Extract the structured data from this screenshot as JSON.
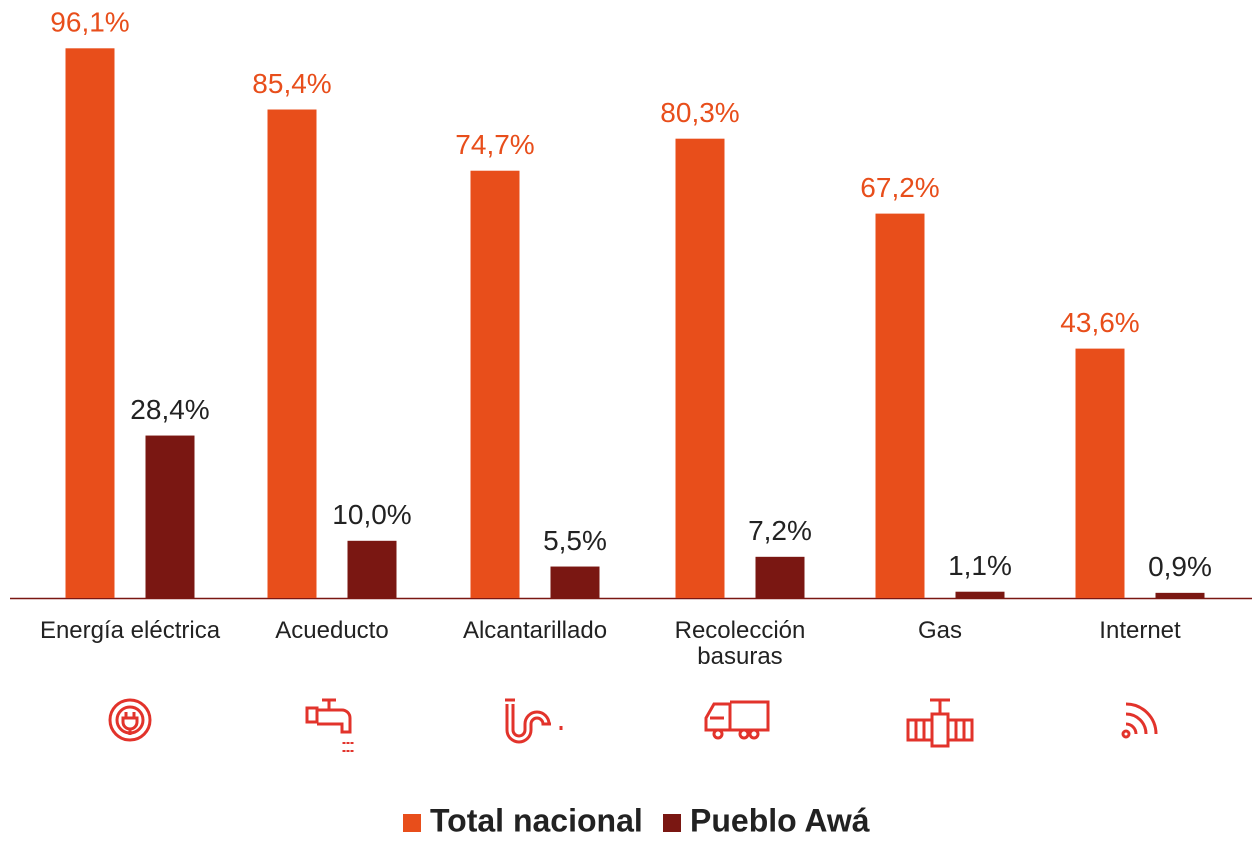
{
  "chart_data": {
    "type": "bar",
    "categories": [
      "Energía eléctrica",
      "Acueducto",
      "Alcantarillado",
      "Recolección basuras",
      "Gas",
      "Internet"
    ],
    "series": [
      {
        "name": "Total nacional",
        "color": "#e84e1b",
        "values": [
          96.1,
          85.4,
          74.7,
          80.3,
          67.2,
          43.6
        ],
        "value_labels": [
          "96,1%",
          "85,4%",
          "74,7%",
          "80,3%",
          "67,2%",
          "43,6%"
        ]
      },
      {
        "name": "Pueblo Awá",
        "color": "#7a1712",
        "values": [
          28.4,
          10.0,
          5.5,
          7.2,
          1.1,
          0.9
        ],
        "value_labels": [
          "28,4%",
          "10,0%",
          "5,5%",
          "7,2%",
          "1,1%",
          "0,9%"
        ]
      }
    ]
  }
}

Directions for this task ::
Pick out all the lines with the word "name" in them and copy them.

Solution for this task ::
        "name": "Total nacional",
        "name": "Pueblo Awá",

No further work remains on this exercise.